'''
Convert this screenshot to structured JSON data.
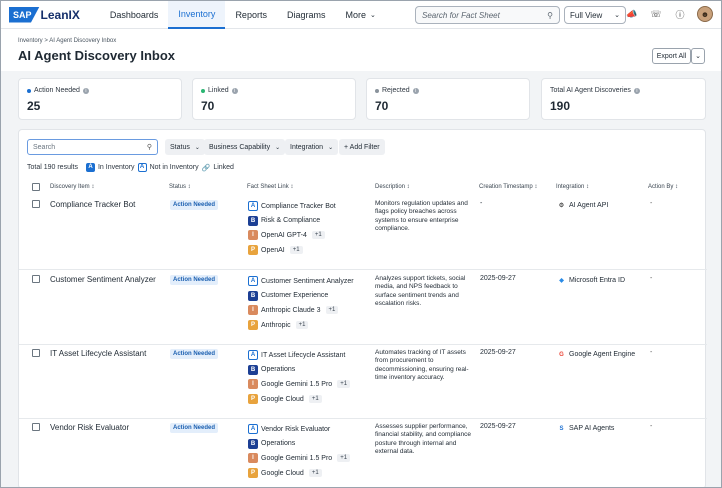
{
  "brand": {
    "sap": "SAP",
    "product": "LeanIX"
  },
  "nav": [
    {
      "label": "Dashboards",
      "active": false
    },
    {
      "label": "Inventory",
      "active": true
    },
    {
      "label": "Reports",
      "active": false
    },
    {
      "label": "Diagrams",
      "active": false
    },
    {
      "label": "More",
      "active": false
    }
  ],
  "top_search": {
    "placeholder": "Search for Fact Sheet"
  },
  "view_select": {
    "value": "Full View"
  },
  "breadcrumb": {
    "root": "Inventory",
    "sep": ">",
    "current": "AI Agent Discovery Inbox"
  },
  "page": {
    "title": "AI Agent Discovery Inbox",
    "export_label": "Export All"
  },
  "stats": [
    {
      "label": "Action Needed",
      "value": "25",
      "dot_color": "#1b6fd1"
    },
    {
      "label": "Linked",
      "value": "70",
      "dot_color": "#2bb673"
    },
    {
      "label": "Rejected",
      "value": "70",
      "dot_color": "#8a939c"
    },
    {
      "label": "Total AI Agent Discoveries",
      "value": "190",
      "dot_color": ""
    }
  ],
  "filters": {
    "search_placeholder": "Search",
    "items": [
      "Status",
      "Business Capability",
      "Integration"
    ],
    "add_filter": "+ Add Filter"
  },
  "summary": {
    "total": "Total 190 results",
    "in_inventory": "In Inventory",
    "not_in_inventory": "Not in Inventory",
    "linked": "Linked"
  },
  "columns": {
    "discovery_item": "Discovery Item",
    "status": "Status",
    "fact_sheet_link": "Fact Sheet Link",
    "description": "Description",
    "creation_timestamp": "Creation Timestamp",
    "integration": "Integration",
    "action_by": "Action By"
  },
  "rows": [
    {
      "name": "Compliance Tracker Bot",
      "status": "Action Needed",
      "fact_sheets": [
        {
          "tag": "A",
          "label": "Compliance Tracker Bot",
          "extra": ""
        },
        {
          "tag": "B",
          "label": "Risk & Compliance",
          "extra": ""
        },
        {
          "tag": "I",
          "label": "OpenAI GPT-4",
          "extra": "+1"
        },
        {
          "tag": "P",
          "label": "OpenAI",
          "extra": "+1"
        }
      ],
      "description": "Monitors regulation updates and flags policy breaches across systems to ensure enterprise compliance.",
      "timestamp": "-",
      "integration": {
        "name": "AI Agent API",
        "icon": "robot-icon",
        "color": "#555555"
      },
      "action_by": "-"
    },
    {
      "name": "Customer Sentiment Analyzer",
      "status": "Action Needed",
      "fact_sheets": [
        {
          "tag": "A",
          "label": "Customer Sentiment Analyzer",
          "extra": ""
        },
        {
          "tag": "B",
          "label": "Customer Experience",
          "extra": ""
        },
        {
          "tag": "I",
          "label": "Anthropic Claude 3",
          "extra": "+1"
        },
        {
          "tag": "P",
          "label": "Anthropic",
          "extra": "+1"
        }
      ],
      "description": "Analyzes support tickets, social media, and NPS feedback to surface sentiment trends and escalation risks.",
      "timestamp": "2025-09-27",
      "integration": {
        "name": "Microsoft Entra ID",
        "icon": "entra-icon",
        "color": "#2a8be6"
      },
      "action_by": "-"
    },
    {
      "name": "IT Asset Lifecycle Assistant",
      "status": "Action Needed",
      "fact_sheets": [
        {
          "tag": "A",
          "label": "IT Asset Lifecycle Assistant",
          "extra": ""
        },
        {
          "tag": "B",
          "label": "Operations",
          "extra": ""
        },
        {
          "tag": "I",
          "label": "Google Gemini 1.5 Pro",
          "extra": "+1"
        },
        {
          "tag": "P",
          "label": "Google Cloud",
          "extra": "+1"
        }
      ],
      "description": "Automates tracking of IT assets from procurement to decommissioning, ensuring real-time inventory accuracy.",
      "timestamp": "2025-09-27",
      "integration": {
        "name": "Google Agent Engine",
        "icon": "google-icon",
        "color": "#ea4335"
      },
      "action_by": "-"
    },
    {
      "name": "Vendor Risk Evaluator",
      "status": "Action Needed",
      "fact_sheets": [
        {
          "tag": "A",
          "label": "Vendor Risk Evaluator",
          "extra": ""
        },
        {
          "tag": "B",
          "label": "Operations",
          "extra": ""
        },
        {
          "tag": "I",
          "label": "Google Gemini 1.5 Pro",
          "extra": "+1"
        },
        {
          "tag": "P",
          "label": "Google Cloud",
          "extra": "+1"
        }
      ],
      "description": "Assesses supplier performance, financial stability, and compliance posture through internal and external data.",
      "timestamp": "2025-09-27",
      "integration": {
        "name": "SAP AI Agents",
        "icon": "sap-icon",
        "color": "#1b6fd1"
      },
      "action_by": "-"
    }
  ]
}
'''
__REQUIREMENT__
Which lines include "Customer"? Copy each of them out.

__FULL OUTPUT__
      "name": "Customer Sentiment Analyzer",
          "label": "Customer Sentiment Analyzer",
          "label": "Customer Experience",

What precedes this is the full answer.